• _INSTRUCTIONS FOR THE TASK_
Give back each entry unchanged, minus pictures.

• _EXERCISE MATERIAL_
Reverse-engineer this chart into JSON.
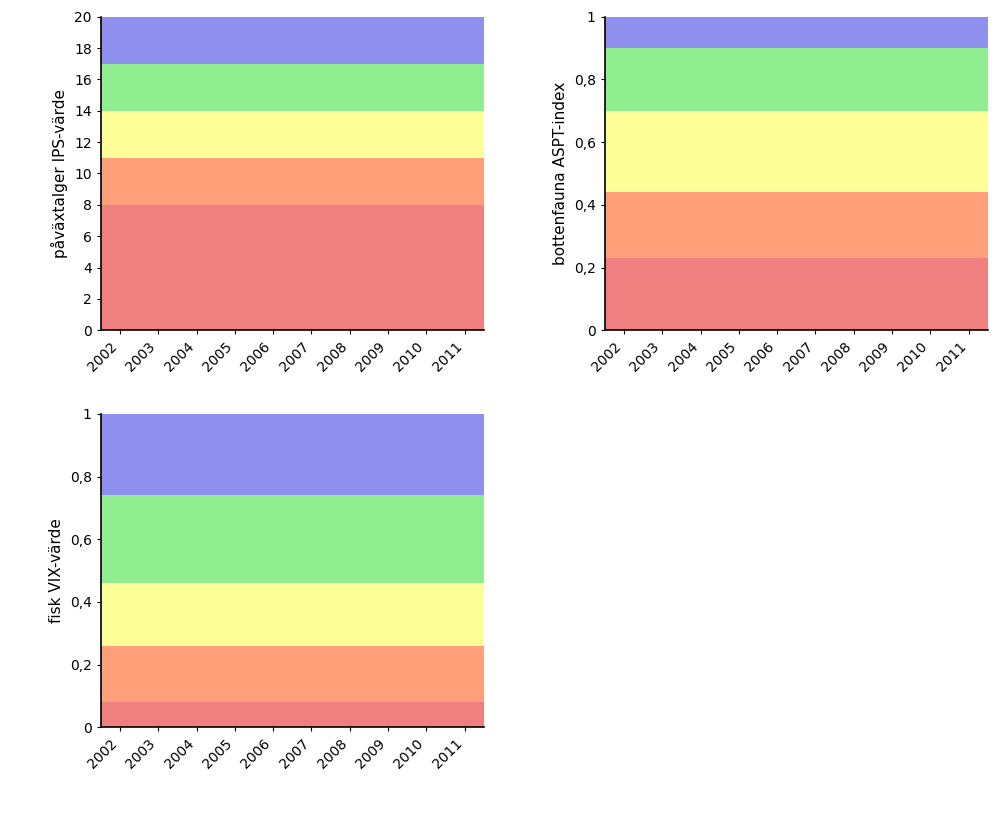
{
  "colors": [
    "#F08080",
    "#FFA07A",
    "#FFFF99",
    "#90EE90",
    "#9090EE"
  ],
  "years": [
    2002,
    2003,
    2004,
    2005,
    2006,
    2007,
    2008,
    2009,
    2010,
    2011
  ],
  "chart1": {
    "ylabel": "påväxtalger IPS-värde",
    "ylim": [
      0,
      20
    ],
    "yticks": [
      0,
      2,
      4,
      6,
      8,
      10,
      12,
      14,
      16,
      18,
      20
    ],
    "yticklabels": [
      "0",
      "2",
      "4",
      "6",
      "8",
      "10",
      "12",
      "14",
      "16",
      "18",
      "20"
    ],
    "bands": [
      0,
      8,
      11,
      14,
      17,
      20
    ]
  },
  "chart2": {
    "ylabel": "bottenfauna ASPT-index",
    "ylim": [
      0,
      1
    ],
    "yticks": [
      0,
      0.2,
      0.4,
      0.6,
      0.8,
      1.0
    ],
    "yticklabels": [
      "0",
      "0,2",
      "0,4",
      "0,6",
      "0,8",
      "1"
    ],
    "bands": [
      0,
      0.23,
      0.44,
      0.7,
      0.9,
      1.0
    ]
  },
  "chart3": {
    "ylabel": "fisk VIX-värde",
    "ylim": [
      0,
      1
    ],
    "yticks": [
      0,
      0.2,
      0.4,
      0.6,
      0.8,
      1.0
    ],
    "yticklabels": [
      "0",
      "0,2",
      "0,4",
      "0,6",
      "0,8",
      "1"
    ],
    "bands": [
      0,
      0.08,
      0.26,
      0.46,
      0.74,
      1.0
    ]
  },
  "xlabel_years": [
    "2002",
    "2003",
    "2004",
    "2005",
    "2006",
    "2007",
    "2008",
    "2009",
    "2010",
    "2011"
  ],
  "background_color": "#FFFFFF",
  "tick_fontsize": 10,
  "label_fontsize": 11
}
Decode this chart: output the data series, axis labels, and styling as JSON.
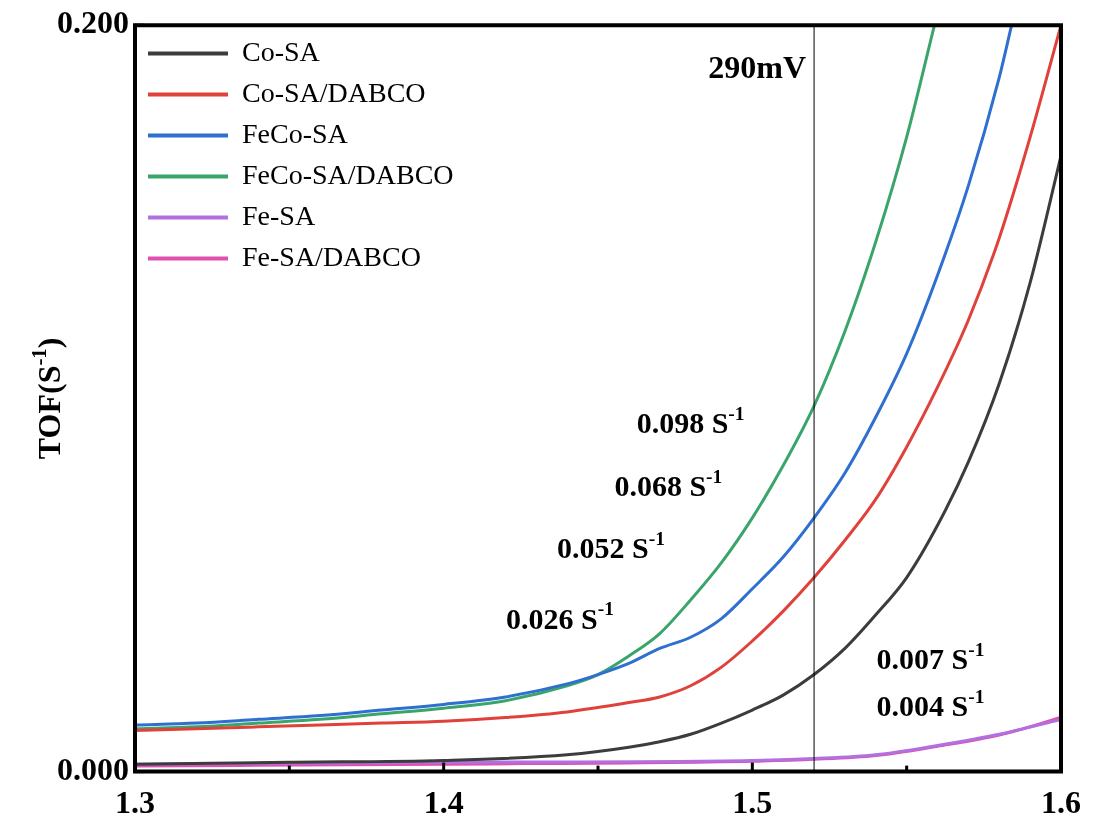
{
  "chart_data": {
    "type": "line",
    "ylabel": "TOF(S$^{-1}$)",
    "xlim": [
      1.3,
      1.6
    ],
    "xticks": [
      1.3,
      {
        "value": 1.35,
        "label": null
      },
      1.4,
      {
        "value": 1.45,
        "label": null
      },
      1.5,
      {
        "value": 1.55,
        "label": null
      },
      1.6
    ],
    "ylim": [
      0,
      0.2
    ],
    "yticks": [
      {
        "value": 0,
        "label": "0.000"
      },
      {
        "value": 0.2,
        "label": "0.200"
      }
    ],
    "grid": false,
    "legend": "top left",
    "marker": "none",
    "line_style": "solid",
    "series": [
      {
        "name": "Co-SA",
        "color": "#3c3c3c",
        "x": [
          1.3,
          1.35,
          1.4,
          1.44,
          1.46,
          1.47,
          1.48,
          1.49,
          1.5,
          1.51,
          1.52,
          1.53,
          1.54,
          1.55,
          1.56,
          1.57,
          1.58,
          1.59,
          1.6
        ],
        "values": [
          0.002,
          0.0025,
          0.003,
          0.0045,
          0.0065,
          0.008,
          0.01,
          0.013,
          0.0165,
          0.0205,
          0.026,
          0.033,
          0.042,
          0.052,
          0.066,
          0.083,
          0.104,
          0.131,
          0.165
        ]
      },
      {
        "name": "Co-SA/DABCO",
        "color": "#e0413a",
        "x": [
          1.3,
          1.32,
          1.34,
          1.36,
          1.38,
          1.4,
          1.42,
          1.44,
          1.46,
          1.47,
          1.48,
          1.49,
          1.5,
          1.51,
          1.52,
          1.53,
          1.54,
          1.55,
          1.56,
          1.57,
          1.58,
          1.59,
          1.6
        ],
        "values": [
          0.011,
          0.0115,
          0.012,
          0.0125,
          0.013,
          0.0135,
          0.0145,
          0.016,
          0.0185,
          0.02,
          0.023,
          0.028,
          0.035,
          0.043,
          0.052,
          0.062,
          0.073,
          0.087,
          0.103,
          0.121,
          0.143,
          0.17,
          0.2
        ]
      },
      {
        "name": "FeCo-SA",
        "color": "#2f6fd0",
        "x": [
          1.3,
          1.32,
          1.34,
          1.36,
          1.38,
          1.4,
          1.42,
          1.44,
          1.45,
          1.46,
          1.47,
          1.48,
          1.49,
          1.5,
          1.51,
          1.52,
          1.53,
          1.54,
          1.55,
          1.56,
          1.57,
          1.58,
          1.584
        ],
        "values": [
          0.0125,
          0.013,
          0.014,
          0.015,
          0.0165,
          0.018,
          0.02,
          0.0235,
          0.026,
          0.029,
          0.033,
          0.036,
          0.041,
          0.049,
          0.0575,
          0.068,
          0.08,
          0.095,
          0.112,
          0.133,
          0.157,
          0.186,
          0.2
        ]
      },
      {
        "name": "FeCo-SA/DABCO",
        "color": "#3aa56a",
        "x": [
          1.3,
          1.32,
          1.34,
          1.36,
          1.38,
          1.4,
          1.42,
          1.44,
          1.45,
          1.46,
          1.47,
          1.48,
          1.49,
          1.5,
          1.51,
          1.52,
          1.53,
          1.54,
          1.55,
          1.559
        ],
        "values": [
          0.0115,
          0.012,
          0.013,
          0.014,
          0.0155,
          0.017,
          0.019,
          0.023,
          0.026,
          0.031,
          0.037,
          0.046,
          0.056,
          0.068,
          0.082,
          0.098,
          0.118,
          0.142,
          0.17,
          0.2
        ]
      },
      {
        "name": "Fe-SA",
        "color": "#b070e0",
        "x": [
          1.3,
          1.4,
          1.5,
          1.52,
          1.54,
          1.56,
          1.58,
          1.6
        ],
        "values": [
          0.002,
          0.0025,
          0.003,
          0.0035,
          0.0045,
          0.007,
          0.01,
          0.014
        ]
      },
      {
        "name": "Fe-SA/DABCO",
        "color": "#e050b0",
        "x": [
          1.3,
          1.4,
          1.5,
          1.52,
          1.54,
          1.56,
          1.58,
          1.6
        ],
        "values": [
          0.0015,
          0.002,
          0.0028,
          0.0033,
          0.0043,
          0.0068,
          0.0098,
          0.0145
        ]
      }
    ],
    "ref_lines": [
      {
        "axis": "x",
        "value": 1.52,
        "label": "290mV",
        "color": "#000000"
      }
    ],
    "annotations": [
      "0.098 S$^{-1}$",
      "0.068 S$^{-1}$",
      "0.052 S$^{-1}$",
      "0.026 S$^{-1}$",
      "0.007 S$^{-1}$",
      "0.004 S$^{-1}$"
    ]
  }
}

• _REPLY TO THE TASK_
Reverse-engineer this chart into JSON.
{
  "colors": [
    "#F08080",
    "#FFA07A",
    "#FFFF99",
    "#90EE90",
    "#9090EE"
  ],
  "years": [
    2002,
    2003,
    2004,
    2005,
    2006,
    2007,
    2008,
    2009,
    2010,
    2011
  ],
  "chart1": {
    "ylabel": "påväxtalger IPS-värde",
    "ylim": [
      0,
      20
    ],
    "yticks": [
      0,
      2,
      4,
      6,
      8,
      10,
      12,
      14,
      16,
      18,
      20
    ],
    "yticklabels": [
      "0",
      "2",
      "4",
      "6",
      "8",
      "10",
      "12",
      "14",
      "16",
      "18",
      "20"
    ],
    "bands": [
      0,
      8,
      11,
      14,
      17,
      20
    ]
  },
  "chart2": {
    "ylabel": "bottenfauna ASPT-index",
    "ylim": [
      0,
      1
    ],
    "yticks": [
      0,
      0.2,
      0.4,
      0.6,
      0.8,
      1.0
    ],
    "yticklabels": [
      "0",
      "0,2",
      "0,4",
      "0,6",
      "0,8",
      "1"
    ],
    "bands": [
      0,
      0.23,
      0.44,
      0.7,
      0.9,
      1.0
    ]
  },
  "chart3": {
    "ylabel": "fisk VIX-värde",
    "ylim": [
      0,
      1
    ],
    "yticks": [
      0,
      0.2,
      0.4,
      0.6,
      0.8,
      1.0
    ],
    "yticklabels": [
      "0",
      "0,2",
      "0,4",
      "0,6",
      "0,8",
      "1"
    ],
    "bands": [
      0,
      0.08,
      0.26,
      0.46,
      0.74,
      1.0
    ]
  },
  "xlabel_years": [
    "2002",
    "2003",
    "2004",
    "2005",
    "2006",
    "2007",
    "2008",
    "2009",
    "2010",
    "2011"
  ],
  "background_color": "#FFFFFF",
  "tick_fontsize": 10,
  "label_fontsize": 11
}
Decode this chart: output the data series, axis labels, and styling as JSON.
{
  "chart_data": {
    "type": "line",
    "ylabel": "TOF(S$^{-1}$)",
    "xlim": [
      1.3,
      1.6
    ],
    "xticks": [
      1.3,
      {
        "value": 1.35,
        "label": null
      },
      1.4,
      {
        "value": 1.45,
        "label": null
      },
      1.5,
      {
        "value": 1.55,
        "label": null
      },
      1.6
    ],
    "ylim": [
      0,
      0.2
    ],
    "yticks": [
      {
        "value": 0,
        "label": "0.000"
      },
      {
        "value": 0.2,
        "label": "0.200"
      }
    ],
    "grid": false,
    "legend": "top left",
    "marker": "none",
    "line_style": "solid",
    "series": [
      {
        "name": "Co-SA",
        "color": "#3c3c3c",
        "x": [
          1.3,
          1.35,
          1.4,
          1.44,
          1.46,
          1.47,
          1.48,
          1.49,
          1.5,
          1.51,
          1.52,
          1.53,
          1.54,
          1.55,
          1.56,
          1.57,
          1.58,
          1.59,
          1.6
        ],
        "values": [
          0.002,
          0.0025,
          0.003,
          0.0045,
          0.0065,
          0.008,
          0.01,
          0.013,
          0.0165,
          0.0205,
          0.026,
          0.033,
          0.042,
          0.052,
          0.066,
          0.083,
          0.104,
          0.131,
          0.165
        ]
      },
      {
        "name": "Co-SA/DABCO",
        "color": "#e0413a",
        "x": [
          1.3,
          1.32,
          1.34,
          1.36,
          1.38,
          1.4,
          1.42,
          1.44,
          1.46,
          1.47,
          1.48,
          1.49,
          1.5,
          1.51,
          1.52,
          1.53,
          1.54,
          1.55,
          1.56,
          1.57,
          1.58,
          1.59,
          1.6
        ],
        "values": [
          0.011,
          0.0115,
          0.012,
          0.0125,
          0.013,
          0.0135,
          0.0145,
          0.016,
          0.0185,
          0.02,
          0.023,
          0.028,
          0.035,
          0.043,
          0.052,
          0.062,
          0.073,
          0.087,
          0.103,
          0.121,
          0.143,
          0.17,
          0.2
        ]
      },
      {
        "name": "FeCo-SA",
        "color": "#2f6fd0",
        "x": [
          1.3,
          1.32,
          1.34,
          1.36,
          1.38,
          1.4,
          1.42,
          1.44,
          1.45,
          1.46,
          1.47,
          1.48,
          1.49,
          1.5,
          1.51,
          1.52,
          1.53,
          1.54,
          1.55,
          1.56,
          1.57,
          1.58,
          1.584
        ],
        "values": [
          0.0125,
          0.013,
          0.014,
          0.015,
          0.0165,
          0.018,
          0.02,
          0.0235,
          0.026,
          0.029,
          0.033,
          0.036,
          0.041,
          0.049,
          0.0575,
          0.068,
          0.08,
          0.095,
          0.112,
          0.133,
          0.157,
          0.186,
          0.2
        ]
      },
      {
        "name": "FeCo-SA/DABCO",
        "color": "#3aa56a",
        "x": [
          1.3,
          1.32,
          1.34,
          1.36,
          1.38,
          1.4,
          1.42,
          1.44,
          1.45,
          1.46,
          1.47,
          1.48,
          1.49,
          1.5,
          1.51,
          1.52,
          1.53,
          1.54,
          1.55,
          1.559
        ],
        "values": [
          0.0115,
          0.012,
          0.013,
          0.014,
          0.0155,
          0.017,
          0.019,
          0.023,
          0.026,
          0.031,
          0.037,
          0.046,
          0.056,
          0.068,
          0.082,
          0.098,
          0.118,
          0.142,
          0.17,
          0.2
        ]
      },
      {
        "name": "Fe-SA",
        "color": "#b070e0",
        "x": [
          1.3,
          1.4,
          1.5,
          1.52,
          1.54,
          1.56,
          1.58,
          1.6
        ],
        "values": [
          0.002,
          0.0025,
          0.003,
          0.0035,
          0.0045,
          0.007,
          0.01,
          0.014
        ]
      },
      {
        "name": "Fe-SA/DABCO",
        "color": "#e050b0",
        "x": [
          1.3,
          1.4,
          1.5,
          1.52,
          1.54,
          1.56,
          1.58,
          1.6
        ],
        "values": [
          0.0015,
          0.002,
          0.0028,
          0.0033,
          0.0043,
          0.0068,
          0.0098,
          0.0145
        ]
      }
    ],
    "ref_lines": [
      {
        "axis": "x",
        "value": 1.52,
        "label": "290mV",
        "color": "#000000"
      }
    ],
    "annotations": [
      "0.098 S$^{-1}$",
      "0.068 S$^{-1}$",
      "0.052 S$^{-1}$",
      "0.026 S$^{-1}$",
      "0.007 S$^{-1}$",
      "0.004 S$^{-1}$"
    ]
  }
}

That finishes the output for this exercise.